→ Material to process
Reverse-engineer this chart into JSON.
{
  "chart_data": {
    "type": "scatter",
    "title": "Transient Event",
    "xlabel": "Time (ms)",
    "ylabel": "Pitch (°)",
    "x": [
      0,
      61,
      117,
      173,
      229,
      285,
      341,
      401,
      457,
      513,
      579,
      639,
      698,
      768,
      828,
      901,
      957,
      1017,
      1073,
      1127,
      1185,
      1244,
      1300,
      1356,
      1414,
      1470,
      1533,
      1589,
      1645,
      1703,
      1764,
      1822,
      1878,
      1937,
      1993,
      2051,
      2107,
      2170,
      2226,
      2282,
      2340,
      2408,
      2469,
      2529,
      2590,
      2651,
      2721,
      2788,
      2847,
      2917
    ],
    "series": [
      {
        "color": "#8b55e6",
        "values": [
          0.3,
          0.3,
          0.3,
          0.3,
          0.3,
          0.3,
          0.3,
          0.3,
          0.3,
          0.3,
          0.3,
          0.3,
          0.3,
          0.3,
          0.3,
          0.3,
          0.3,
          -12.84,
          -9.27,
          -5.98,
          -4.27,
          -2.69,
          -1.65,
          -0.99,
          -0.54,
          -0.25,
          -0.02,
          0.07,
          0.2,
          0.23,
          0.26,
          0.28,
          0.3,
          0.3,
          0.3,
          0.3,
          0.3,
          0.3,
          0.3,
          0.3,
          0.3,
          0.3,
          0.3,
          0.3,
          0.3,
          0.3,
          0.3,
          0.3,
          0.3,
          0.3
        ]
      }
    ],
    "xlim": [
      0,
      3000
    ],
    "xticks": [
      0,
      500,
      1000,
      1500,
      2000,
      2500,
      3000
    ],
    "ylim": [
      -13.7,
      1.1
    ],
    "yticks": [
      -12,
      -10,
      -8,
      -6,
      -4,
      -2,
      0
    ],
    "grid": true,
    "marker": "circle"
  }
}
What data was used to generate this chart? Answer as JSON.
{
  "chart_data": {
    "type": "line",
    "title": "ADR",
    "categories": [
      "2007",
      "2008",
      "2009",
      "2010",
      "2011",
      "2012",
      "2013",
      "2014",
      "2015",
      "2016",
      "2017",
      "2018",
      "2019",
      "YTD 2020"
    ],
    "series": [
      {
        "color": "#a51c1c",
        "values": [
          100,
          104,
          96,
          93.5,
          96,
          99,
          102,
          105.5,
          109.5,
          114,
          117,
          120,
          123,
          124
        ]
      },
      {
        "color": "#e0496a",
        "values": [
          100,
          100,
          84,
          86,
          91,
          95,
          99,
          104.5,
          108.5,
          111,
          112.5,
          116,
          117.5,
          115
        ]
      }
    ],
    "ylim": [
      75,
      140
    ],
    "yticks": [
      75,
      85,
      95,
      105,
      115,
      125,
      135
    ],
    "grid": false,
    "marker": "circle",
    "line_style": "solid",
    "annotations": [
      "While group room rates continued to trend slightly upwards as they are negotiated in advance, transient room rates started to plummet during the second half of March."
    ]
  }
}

→ Your task
Please output the entire listing exactly as it stands.

→ Response to this exercise
Reverse-engineer this chart into JSON.
{
  "chart_data": {
    "type": "scatter",
    "title": "Transient Event",
    "xlabel": "Time (ms)",
    "ylabel": "Pitch (°)",
    "x": [
      0,
      61,
      117,
      173,
      229,
      285,
      341,
      401,
      457,
      513,
      579,
      639,
      698,
      768,
      828,
      901,
      957,
      1017,
      1073,
      1127,
      1185,
      1244,
      1300,
      1356,
      1414,
      1470,
      1533,
      1589,
      1645,
      1703,
      1764,
      1822,
      1878,
      1937,
      1993,
      2051,
      2107,
      2170,
      2226,
      2282,
      2340,
      2408,
      2469,
      2529,
      2590,
      2651,
      2721,
      2788,
      2847,
      2917
    ],
    "series": [
      {
        "color": "#8b55e6",
        "values": [
          0.3,
          0.3,
          0.3,
          0.3,
          0.3,
          0.3,
          0.3,
          0.3,
          0.3,
          0.3,
          0.3,
          0.3,
          0.3,
          0.3,
          0.3,
          0.3,
          0.3,
          -12.84,
          -9.27,
          -5.98,
          -4.27,
          -2.69,
          -1.65,
          -0.99,
          -0.54,
          -0.25,
          -0.02,
          0.07,
          0.2,
          0.23,
          0.26,
          0.28,
          0.3,
          0.3,
          0.3,
          0.3,
          0.3,
          0.3,
          0.3,
          0.3,
          0.3,
          0.3,
          0.3,
          0.3,
          0.3,
          0.3,
          0.3,
          0.3,
          0.3,
          0.3
        ]
      }
    ],
    "xlim": [
      0,
      3000
    ],
    "xticks": [
      0,
      500,
      1000,
      1500,
      2000,
      2500,
      3000
    ],
    "ylim": [
      -13.7,
      1.1
    ],
    "yticks": [
      -12,
      -10,
      -8,
      -6,
      -4,
      -2,
      0
    ],
    "grid": true,
    "marker": "circle"
  }
}
What data was used to generate this chart? Answer as JSON.
{
  "chart_data": {
    "type": "line",
    "title": "ADR",
    "categories": [
      "2007",
      "2008",
      "2009",
      "2010",
      "2011",
      "2012",
      "2013",
      "2014",
      "2015",
      "2016",
      "2017",
      "2018",
      "2019",
      "YTD 2020"
    ],
    "series": [
      {
        "color": "#a51c1c",
        "values": [
          100,
          104,
          96,
          93.5,
          96,
          99,
          102,
          105.5,
          109.5,
          114,
          117,
          120,
          123,
          124
        ]
      },
      {
        "color": "#e0496a",
        "values": [
          100,
          100,
          84,
          86,
          91,
          95,
          99,
          104.5,
          108.5,
          111,
          112.5,
          116,
          117.5,
          115
        ]
      }
    ],
    "ylim": [
      75,
      140
    ],
    "yticks": [
      75,
      85,
      95,
      105,
      115,
      125,
      135
    ],
    "grid": false,
    "marker": "circle",
    "line_style": "solid",
    "annotations": [
      "While group room rates continued to trend slightly upwards as they are negotiated in advance, transient room rates started to plummet during the second half of March."
    ]
  }
}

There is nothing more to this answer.